__SET EXERCISE__: Copy out all the data, word for word.

__EXERCISE INPUTS__:

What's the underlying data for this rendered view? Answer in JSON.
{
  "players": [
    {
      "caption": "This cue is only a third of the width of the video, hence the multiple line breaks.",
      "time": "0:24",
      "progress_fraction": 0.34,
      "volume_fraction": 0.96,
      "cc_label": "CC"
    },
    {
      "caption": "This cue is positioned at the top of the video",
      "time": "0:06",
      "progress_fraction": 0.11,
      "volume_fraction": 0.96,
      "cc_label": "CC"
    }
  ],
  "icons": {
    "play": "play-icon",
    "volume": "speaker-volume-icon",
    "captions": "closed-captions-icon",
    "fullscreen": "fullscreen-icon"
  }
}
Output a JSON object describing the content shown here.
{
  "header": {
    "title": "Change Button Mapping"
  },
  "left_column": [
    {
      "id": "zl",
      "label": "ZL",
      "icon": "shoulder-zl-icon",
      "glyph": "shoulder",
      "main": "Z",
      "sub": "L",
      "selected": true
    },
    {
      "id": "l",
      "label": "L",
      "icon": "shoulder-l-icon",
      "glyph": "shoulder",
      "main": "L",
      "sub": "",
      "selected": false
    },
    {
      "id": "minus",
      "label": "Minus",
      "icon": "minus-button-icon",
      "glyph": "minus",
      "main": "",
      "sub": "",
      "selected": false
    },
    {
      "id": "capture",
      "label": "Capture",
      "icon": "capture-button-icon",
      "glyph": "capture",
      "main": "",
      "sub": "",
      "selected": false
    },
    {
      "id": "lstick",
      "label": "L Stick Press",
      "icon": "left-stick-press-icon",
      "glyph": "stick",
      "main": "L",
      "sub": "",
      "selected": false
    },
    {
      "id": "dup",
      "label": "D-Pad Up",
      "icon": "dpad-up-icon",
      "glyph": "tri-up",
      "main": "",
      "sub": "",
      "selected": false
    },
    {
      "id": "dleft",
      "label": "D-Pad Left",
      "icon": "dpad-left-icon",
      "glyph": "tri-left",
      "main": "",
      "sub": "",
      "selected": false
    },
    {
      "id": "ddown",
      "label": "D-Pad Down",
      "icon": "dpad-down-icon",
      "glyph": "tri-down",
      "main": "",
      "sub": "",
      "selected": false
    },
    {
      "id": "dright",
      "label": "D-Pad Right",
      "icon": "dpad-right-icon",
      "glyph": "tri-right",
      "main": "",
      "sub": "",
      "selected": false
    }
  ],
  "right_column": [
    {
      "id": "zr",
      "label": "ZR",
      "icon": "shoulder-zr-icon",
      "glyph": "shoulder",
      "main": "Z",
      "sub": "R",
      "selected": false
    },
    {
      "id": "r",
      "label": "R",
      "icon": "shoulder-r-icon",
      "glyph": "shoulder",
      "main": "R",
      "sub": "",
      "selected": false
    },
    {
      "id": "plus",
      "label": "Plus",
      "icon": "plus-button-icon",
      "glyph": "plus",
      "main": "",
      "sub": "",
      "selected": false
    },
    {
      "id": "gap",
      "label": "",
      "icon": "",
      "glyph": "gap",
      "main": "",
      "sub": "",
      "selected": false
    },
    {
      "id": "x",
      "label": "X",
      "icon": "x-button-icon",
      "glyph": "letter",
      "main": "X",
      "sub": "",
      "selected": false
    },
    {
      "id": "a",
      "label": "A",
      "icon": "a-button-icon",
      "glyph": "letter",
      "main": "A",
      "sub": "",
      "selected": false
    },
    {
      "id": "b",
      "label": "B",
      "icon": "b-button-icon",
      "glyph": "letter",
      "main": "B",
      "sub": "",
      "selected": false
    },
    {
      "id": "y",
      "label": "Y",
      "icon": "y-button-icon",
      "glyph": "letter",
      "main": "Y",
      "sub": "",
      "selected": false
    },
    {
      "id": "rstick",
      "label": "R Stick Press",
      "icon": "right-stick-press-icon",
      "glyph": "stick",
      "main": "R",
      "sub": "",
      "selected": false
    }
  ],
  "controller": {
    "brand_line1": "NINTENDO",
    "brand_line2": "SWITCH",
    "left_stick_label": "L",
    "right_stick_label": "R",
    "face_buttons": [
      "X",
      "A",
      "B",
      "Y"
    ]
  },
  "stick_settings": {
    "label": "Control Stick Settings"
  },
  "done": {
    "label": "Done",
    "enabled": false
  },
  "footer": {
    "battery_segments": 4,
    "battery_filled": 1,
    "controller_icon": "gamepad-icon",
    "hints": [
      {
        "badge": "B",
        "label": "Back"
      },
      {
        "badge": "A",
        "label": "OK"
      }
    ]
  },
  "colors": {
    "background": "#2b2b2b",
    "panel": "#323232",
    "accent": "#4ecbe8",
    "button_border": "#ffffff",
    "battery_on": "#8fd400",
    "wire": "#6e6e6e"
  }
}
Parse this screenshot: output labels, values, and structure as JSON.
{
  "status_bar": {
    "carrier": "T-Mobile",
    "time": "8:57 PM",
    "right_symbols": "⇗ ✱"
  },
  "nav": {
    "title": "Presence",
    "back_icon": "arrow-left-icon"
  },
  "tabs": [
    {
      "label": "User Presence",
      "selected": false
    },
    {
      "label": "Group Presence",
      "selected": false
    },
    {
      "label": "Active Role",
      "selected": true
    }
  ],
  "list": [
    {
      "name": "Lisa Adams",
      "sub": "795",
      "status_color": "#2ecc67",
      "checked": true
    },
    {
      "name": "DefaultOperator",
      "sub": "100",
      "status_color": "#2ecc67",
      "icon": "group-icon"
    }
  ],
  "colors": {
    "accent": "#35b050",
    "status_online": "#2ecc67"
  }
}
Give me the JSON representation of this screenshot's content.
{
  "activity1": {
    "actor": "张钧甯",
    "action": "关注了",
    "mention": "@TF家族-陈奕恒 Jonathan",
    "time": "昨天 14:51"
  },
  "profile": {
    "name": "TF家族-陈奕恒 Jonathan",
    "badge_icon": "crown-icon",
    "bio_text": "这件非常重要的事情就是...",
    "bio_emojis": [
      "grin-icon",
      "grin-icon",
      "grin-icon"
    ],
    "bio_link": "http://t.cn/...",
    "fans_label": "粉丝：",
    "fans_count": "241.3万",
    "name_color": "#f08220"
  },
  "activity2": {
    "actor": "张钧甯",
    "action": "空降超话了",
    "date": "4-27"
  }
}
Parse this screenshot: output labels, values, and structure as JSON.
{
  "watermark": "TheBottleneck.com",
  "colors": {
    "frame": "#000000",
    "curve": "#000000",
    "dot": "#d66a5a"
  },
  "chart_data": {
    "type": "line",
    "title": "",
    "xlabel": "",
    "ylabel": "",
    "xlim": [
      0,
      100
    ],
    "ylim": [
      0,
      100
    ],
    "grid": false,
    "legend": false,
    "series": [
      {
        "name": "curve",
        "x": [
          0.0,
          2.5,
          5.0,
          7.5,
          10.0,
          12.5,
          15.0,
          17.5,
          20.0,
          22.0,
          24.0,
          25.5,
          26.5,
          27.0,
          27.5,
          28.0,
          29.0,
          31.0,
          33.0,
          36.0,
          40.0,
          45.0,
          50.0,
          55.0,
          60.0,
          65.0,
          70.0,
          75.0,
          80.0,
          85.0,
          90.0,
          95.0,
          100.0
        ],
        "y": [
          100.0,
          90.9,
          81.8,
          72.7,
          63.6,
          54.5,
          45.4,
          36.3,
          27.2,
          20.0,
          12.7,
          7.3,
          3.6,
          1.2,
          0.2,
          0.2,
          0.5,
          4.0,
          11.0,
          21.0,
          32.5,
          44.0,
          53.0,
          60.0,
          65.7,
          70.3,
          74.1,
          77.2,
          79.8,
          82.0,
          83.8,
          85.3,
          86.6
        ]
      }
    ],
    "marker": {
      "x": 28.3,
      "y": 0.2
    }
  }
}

__SOLUTION FOR THIS PROBLEM__:
What's the underlying data for this rendered view? Answer in JSON.
{
  "players": [
    {
      "caption": "This cue is only a third of the width of the video, hence the multiple line breaks.",
      "time": "0:24",
      "progress_fraction": 0.34,
      "volume_fraction": 0.96,
      "cc_label": "CC"
    },
    {
      "caption": "This cue is positioned at the top of the video",
      "time": "0:06",
      "progress_fraction": 0.11,
      "volume_fraction": 0.96,
      "cc_label": "CC"
    }
  ],
  "icons": {
    "play": "play-icon",
    "volume": "speaker-volume-icon",
    "captions": "closed-captions-icon",
    "fullscreen": "fullscreen-icon"
  }
}
Output a JSON object describing the content shown here.
{
  "header": {
    "title": "Change Button Mapping"
  },
  "left_column": [
    {
      "id": "zl",
      "label": "ZL",
      "icon": "shoulder-zl-icon",
      "glyph": "shoulder",
      "main": "Z",
      "sub": "L",
      "selected": true
    },
    {
      "id": "l",
      "label": "L",
      "icon": "shoulder-l-icon",
      "glyph": "shoulder",
      "main": "L",
      "sub": "",
      "selected": false
    },
    {
      "id": "minus",
      "label": "Minus",
      "icon": "minus-button-icon",
      "glyph": "minus",
      "main": "",
      "sub": "",
      "selected": false
    },
    {
      "id": "capture",
      "label": "Capture",
      "icon": "capture-button-icon",
      "glyph": "capture",
      "main": "",
      "sub": "",
      "selected": false
    },
    {
      "id": "lstick",
      "label": "L Stick Press",
      "icon": "left-stick-press-icon",
      "glyph": "stick",
      "main": "L",
      "sub": "",
      "selected": false
    },
    {
      "id": "dup",
      "label": "D-Pad Up",
      "icon": "dpad-up-icon",
      "glyph": "tri-up",
      "main": "",
      "sub": "",
      "selected": false
    },
    {
      "id": "dleft",
      "label": "D-Pad Left",
      "icon": "dpad-left-icon",
      "glyph": "tri-left",
      "main": "",
      "sub": "",
      "selected": false
    },
    {
      "id": "ddown",
      "label": "D-Pad Down",
      "icon": "dpad-down-icon",
      "glyph": "tri-down",
      "main": "",
      "sub": "",
      "selected": false
    },
    {
      "id": "dright",
      "label": "D-Pad Right",
      "icon": "dpad-right-icon",
      "glyph": "tri-right",
      "main": "",
      "sub": "",
      "selected": false
    }
  ],
  "right_column": [
    {
      "id": "zr",
      "label": "ZR",
      "icon": "shoulder-zr-icon",
      "glyph": "shoulder",
      "main": "Z",
      "sub": "R",
      "selected": false
    },
    {
      "id": "r",
      "label": "R",
      "icon": "shoulder-r-icon",
      "glyph": "shoulder",
      "main": "R",
      "sub": "",
      "selected": false
    },
    {
      "id": "plus",
      "label": "Plus",
      "icon": "plus-button-icon",
      "glyph": "plus",
      "main": "",
      "sub": "",
      "selected": false
    },
    {
      "id": "gap",
      "label": "",
      "icon": "",
      "glyph": "gap",
      "main": "",
      "sub": "",
      "selected": false
    },
    {
      "id": "x",
      "label": "X",
      "icon": "x-button-icon",
      "glyph": "letter",
      "main": "X",
      "sub": "",
      "selected": false
    },
    {
      "id": "a",
      "label": "A",
      "icon": "a-button-icon",
      "glyph": "letter",
      "main": "A",
      "sub": "",
      "selected": false
    },
    {
      "id": "b",
      "label": "B",
      "icon": "b-button-icon",
      "glyph": "letter",
      "main": "B",
      "sub": "",
      "selected": false
    },
    {
      "id": "y",
      "label": "Y",
      "icon": "y-button-icon",
      "glyph": "letter",
      "main": "Y",
      "sub": "",
      "selected": false
    },
    {
      "id": "rstick",
      "label": "R Stick Press",
      "icon": "right-stick-press-icon",
      "glyph": "stick",
      "main": "R",
      "sub": "",
      "selected": false
    }
  ],
  "controller": {
    "brand_line1": "NINTENDO",
    "brand_line2": "SWITCH",
    "left_stick_label": "L",
    "right_stick_label": "R",
    "face_buttons": [
      "X",
      "A",
      "B",
      "Y"
    ]
  },
  "stick_settings": {
    "label": "Control Stick Settings"
  },
  "done": {
    "label": "Done",
    "enabled": false
  },
  "footer": {
    "battery_segments": 4,
    "battery_filled": 1,
    "controller_icon": "gamepad-icon",
    "hints": [
      {
        "badge": "B",
        "label": "Back"
      },
      {
        "badge": "A",
        "label": "OK"
      }
    ]
  },
  "colors": {
    "background": "#2b2b2b",
    "panel": "#323232",
    "accent": "#4ecbe8",
    "button_border": "#ffffff",
    "battery_on": "#8fd400",
    "wire": "#6e6e6e"
  }
}
Parse this screenshot: output labels, values, and structure as JSON.
{
  "status_bar": {
    "carrier": "T-Mobile",
    "time": "8:57 PM",
    "right_symbols": "⇗ ✱"
  },
  "nav": {
    "title": "Presence",
    "back_icon": "arrow-left-icon"
  },
  "tabs": [
    {
      "label": "User Presence",
      "selected": false
    },
    {
      "label": "Group Presence",
      "selected": false
    },
    {
      "label": "Active Role",
      "selected": true
    }
  ],
  "list": [
    {
      "name": "Lisa Adams",
      "sub": "795",
      "status_color": "#2ecc67",
      "checked": true
    },
    {
      "name": "DefaultOperator",
      "sub": "100",
      "status_color": "#2ecc67",
      "icon": "group-icon"
    }
  ],
  "colors": {
    "accent": "#35b050",
    "status_online": "#2ecc67"
  }
}
Give me the JSON representation of this screenshot's content.
{
  "activity1": {
    "actor": "张钧甯",
    "action": "关注了",
    "mention": "@TF家族-陈奕恒 Jonathan",
    "time": "昨天 14:51"
  },
  "profile": {
    "name": "TF家族-陈奕恒 Jonathan",
    "badge_icon": "crown-icon",
    "bio_text": "这件非常重要的事情就是...",
    "bio_emojis": [
      "grin-icon",
      "grin-icon",
      "grin-icon"
    ],
    "bio_link": "http://t.cn/...",
    "fans_label": "粉丝：",
    "fans_count": "241.3万",
    "name_color": "#f08220"
  },
  "activity2": {
    "actor": "张钧甯",
    "action": "空降超话了",
    "date": "4-27"
  }
}
Parse this screenshot: output labels, values, and structure as JSON.
{
  "watermark": "TheBottleneck.com",
  "colors": {
    "frame": "#000000",
    "curve": "#000000",
    "dot": "#d66a5a"
  },
  "chart_data": {
    "type": "line",
    "title": "",
    "xlabel": "",
    "ylabel": "",
    "xlim": [
      0,
      100
    ],
    "ylim": [
      0,
      100
    ],
    "grid": false,
    "legend": false,
    "series": [
      {
        "name": "curve",
        "x": [
          0.0,
          2.5,
          5.0,
          7.5,
          10.0,
          12.5,
          15.0,
          17.5,
          20.0,
          22.0,
          24.0,
          25.5,
          26.5,
          27.0,
          27.5,
          28.0,
          29.0,
          31.0,
          33.0,
          36.0,
          40.0,
          45.0,
          50.0,
          55.0,
          60.0,
          65.0,
          70.0,
          75.0,
          80.0,
          85.0,
          90.0,
          95.0,
          100.0
        ],
        "y": [
          100.0,
          90.9,
          81.8,
          72.7,
          63.6,
          54.5,
          45.4,
          36.3,
          27.2,
          20.0,
          12.7,
          7.3,
          3.6,
          1.2,
          0.2,
          0.2,
          0.5,
          4.0,
          11.0,
          21.0,
          32.5,
          44.0,
          53.0,
          60.0,
          65.7,
          70.3,
          74.1,
          77.2,
          79.8,
          82.0,
          83.8,
          85.3,
          86.6
        ]
      }
    ],
    "marker": {
      "x": 28.3,
      "y": 0.2
    }
  }
}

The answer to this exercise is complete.